*The exercise*: Go through the records below line by line, counting those that contain the word "Economic"; answer with the count only.

*Exercise material*:

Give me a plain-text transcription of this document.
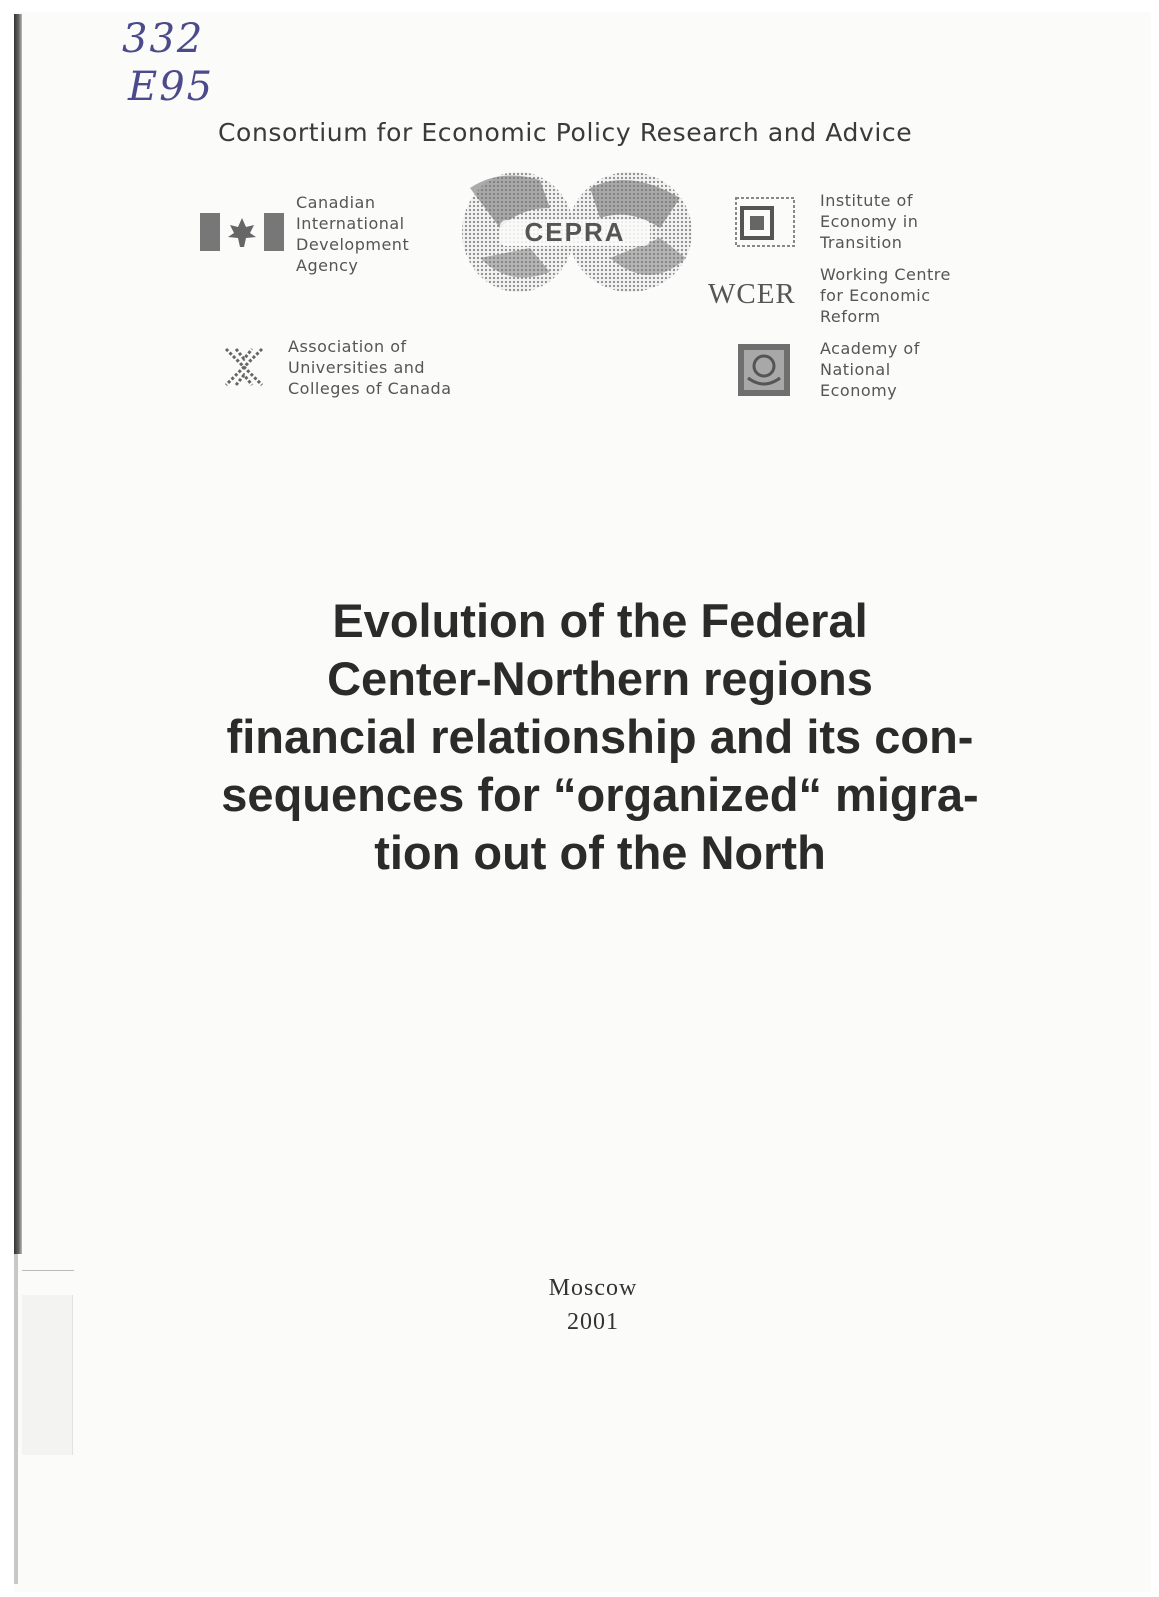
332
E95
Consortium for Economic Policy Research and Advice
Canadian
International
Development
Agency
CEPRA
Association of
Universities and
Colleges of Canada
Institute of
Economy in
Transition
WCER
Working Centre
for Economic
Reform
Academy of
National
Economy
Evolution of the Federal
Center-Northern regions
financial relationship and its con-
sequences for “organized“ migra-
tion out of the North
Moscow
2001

---

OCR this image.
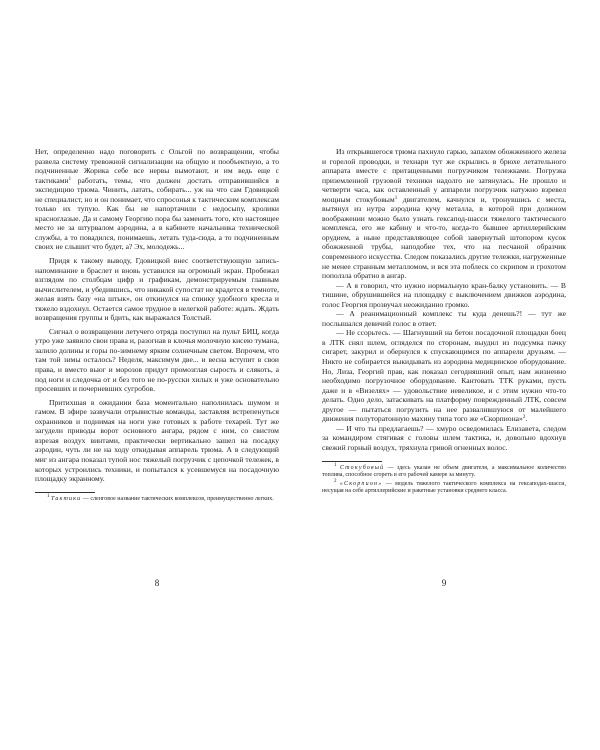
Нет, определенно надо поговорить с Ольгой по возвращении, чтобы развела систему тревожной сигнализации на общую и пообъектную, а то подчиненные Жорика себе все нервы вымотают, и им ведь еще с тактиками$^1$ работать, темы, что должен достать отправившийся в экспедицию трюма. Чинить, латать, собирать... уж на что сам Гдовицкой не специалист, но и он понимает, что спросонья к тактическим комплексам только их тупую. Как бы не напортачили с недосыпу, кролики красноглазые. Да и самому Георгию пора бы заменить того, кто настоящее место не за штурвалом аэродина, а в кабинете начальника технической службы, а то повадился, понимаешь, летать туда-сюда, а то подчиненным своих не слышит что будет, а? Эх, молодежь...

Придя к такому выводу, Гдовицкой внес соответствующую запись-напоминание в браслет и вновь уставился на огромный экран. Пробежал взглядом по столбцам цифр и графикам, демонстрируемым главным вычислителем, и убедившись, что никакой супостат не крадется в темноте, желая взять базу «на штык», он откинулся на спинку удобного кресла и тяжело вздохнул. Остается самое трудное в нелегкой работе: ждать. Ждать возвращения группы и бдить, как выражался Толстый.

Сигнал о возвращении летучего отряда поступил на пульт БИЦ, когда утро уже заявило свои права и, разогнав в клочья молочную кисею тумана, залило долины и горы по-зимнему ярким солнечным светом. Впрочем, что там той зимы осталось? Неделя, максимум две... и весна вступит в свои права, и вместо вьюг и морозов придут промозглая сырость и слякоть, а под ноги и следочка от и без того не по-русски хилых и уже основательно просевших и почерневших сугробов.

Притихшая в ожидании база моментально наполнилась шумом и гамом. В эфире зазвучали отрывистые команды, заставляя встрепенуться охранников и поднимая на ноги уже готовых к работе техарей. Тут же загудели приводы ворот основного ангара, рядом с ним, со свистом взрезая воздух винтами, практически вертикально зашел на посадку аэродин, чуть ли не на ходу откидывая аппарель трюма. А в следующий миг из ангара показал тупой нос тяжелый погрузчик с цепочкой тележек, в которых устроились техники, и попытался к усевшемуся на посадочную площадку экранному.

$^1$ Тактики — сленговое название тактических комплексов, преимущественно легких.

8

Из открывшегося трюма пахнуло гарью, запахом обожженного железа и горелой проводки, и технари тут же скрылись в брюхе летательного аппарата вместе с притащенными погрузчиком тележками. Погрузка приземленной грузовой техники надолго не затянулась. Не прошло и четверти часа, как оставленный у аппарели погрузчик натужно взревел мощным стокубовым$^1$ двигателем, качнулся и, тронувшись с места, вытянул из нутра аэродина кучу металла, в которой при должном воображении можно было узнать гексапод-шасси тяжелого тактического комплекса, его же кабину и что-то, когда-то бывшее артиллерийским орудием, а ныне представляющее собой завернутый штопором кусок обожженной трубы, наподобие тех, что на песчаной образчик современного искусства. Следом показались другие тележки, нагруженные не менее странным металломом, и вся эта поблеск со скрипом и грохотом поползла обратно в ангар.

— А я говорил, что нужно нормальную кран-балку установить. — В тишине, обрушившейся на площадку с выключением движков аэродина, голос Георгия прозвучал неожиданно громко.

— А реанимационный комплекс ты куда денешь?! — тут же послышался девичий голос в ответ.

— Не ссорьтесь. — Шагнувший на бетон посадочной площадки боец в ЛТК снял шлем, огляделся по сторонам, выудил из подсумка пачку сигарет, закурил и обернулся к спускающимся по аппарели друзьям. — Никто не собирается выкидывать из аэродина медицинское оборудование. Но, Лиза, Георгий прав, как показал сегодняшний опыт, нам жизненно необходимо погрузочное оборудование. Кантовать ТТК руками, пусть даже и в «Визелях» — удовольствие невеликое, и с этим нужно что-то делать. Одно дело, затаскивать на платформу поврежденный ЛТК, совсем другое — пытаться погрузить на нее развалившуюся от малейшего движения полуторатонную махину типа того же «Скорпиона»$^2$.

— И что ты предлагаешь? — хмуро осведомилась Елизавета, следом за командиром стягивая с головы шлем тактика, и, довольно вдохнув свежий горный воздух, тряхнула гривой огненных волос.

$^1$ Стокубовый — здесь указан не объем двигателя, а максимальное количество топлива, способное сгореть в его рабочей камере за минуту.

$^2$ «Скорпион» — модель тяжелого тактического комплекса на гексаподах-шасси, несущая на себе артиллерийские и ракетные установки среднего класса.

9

--

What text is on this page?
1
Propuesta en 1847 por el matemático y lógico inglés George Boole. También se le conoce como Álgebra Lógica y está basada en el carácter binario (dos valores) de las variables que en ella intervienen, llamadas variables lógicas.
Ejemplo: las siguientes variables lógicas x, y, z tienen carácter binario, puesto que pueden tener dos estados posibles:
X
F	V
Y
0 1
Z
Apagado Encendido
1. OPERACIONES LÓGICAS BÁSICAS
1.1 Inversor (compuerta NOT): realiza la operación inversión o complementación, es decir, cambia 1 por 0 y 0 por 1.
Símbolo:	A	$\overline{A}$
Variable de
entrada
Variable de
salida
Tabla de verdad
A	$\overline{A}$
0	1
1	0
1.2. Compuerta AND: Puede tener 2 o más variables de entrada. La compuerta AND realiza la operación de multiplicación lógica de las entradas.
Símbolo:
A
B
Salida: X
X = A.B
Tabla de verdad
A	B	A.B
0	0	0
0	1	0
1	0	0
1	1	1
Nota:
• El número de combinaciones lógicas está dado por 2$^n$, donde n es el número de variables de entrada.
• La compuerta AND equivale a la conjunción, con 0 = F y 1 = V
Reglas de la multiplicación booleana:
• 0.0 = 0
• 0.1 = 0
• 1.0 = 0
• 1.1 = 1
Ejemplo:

*Response to the task*: 2